• Exercise tasks:
1) Using the passage on the Bumble Bee Atlas, answer these questions:
(a) In what year did the Atlas come to Nebraska?
(b) How long is the online training that volunteers take when they join?
(c) What do volunteers attend once the online training is complete?
2) Decide whether each statement below agrees with the passage on the Bumble Bee Atlas. Answer yes or no, and quote the words from the passage that decide it.
(a) The Atlas began in Nebraska in 2018.
(b) Volunteers must have certain skills before they can get involved.
(c) The online training includes regional species identification.
3) From the passage on the Bumble Bee Atlas, extract the words verbatim, starting with "The Bumble Bee" and going on through "to getting involved.".

• Source document:
>>>>>

The Bumble Bee Atlas started in 2018 in the Pacific Northwest and came to Nebraska in 2019, it is now in 15 states across the U.S. The Atlas is a community science project, meaning anyone can be a part of it and there’s no required skill set prior to getting involved. 

“We provide training for anybody that wants to join the effort, and as volunteers sign up they go out and conduct their own surveys,” Lamke said. “They look for bumble bees either in a part of the state that they live in, or maybe somewhere that they vacation at during the summer, and they report back what they find.”

The surveys collected by volunteer community members help conservationists understand different behaviors such as what species are in the state, where they’re located and what plants they utilize at different times of the season.

“All of that baseline information allows us to make more informed decisions when it comes to supporting these species and putting habitat on the ground for them,” Lamke said.

When joining the Atlas, volunteers undergo a 4-hour online training to learn about bumble bee ecology, behaviors, threats and conservation. The online training also covers regional species identification and the protocol, according to Lamke. After the online training is complete, volunteers attend in-person field training.

<<<<<

• Supplied information:
>>>>>

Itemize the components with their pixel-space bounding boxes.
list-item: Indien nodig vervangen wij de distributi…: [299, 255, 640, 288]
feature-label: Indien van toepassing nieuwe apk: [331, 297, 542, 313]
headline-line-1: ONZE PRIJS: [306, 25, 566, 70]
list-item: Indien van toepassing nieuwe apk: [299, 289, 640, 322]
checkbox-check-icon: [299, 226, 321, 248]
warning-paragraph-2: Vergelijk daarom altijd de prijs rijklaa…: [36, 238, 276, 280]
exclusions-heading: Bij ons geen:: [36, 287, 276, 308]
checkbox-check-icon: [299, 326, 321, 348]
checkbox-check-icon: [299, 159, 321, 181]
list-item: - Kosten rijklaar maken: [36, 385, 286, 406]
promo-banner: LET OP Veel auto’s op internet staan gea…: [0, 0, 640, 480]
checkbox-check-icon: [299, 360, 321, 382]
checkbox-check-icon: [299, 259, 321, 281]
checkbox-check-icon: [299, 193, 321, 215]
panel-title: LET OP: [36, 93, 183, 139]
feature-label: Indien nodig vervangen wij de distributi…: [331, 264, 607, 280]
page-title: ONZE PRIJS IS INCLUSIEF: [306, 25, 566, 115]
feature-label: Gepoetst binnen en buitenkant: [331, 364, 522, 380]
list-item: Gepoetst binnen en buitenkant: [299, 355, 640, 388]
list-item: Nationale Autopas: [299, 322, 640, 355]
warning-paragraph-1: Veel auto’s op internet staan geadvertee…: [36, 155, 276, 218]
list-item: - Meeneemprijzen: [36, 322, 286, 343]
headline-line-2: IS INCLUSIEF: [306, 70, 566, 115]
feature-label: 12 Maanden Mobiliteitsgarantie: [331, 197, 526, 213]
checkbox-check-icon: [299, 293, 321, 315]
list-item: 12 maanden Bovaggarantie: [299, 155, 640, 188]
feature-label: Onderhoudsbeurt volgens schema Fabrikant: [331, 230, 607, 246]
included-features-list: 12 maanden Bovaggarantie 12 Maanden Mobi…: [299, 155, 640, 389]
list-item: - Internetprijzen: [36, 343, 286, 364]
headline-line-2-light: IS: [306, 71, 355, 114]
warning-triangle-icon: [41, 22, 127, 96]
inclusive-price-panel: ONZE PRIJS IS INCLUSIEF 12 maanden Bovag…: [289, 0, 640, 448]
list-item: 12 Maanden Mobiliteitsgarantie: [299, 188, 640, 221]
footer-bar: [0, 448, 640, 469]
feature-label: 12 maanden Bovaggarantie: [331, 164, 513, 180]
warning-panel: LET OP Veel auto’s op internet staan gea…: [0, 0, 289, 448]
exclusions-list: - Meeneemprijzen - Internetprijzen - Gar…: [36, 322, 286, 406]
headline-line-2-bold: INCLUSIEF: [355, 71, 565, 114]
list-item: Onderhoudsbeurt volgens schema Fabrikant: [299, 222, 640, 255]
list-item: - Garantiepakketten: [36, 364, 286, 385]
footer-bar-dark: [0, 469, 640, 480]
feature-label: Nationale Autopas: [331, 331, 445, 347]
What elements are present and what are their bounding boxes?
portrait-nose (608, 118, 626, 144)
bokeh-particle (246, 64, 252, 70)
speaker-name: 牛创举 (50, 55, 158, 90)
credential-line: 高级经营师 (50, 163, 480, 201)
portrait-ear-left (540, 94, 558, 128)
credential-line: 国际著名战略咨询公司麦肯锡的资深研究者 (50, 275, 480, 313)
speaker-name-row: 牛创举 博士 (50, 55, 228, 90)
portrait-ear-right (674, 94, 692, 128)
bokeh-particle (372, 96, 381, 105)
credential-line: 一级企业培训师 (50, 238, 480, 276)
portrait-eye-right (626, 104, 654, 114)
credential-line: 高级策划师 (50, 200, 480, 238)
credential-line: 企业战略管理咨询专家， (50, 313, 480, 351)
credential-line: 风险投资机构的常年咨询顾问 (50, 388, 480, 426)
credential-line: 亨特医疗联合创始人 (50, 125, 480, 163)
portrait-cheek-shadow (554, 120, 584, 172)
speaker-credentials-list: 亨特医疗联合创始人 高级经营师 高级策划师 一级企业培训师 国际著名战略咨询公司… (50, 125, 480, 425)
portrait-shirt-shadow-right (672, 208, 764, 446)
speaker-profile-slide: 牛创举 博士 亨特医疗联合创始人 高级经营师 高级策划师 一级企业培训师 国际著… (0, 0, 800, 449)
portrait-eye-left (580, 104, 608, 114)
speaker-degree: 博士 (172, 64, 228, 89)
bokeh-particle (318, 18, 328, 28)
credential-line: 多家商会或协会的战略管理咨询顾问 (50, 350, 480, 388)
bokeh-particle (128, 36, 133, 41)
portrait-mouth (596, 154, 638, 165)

<<<<<
>>>>>

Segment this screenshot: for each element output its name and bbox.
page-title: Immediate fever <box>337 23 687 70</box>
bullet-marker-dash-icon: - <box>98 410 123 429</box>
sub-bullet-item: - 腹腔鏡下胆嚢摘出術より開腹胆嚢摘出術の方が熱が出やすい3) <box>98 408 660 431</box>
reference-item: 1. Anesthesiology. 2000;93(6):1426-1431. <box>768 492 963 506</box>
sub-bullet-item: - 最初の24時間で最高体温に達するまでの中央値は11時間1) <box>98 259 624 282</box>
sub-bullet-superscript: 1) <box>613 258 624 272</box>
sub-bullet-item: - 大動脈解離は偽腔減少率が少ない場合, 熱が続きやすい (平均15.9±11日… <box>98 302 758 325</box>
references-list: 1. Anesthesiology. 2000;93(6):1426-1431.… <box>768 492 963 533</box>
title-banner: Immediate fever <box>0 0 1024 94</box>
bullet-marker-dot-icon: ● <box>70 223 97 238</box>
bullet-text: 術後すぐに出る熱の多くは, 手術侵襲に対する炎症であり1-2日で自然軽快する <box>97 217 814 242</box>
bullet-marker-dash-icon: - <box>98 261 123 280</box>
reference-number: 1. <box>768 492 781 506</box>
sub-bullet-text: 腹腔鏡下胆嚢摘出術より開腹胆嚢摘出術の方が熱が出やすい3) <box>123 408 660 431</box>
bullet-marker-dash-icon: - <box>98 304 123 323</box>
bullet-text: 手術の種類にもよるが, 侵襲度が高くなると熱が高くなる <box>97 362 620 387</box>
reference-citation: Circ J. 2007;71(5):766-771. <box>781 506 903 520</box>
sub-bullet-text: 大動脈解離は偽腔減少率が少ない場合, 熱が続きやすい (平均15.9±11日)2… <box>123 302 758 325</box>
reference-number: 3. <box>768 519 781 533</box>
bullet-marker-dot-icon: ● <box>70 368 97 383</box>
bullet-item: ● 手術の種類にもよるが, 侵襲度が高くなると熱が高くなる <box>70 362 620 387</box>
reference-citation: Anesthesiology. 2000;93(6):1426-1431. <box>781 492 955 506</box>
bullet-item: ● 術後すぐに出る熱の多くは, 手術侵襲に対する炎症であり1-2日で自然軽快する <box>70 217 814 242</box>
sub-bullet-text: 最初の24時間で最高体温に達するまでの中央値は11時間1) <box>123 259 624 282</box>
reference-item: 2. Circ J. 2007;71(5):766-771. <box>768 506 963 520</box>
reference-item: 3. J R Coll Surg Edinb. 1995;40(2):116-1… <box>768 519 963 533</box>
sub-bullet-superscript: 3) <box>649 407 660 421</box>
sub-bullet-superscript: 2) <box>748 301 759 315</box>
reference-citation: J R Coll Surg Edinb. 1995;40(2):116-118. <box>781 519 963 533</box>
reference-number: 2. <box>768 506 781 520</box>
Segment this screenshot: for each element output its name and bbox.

<<<<<

• Worked answers:
1)
(a) 2019
(b) 4 hours
(c) In-person field training

2)
(a) No: "The Bumble Bee Atlas started in 2018 in the Pacific Northwest and came to Nebraska in 2019"
(b) No: "there’s no required skill set prior to getting involved"
(c) Yes: "The online training also covers regional species identification and the protocol"

3)
The Bumble Bee Atlas started in 2018 in the Pacific Northwest and came to Nebraska in 2019, it is now in 15 states across the U.S. The Atlas is a community science project, meaning anyone can be a part of it and there’s no required skill set prior to getting involved.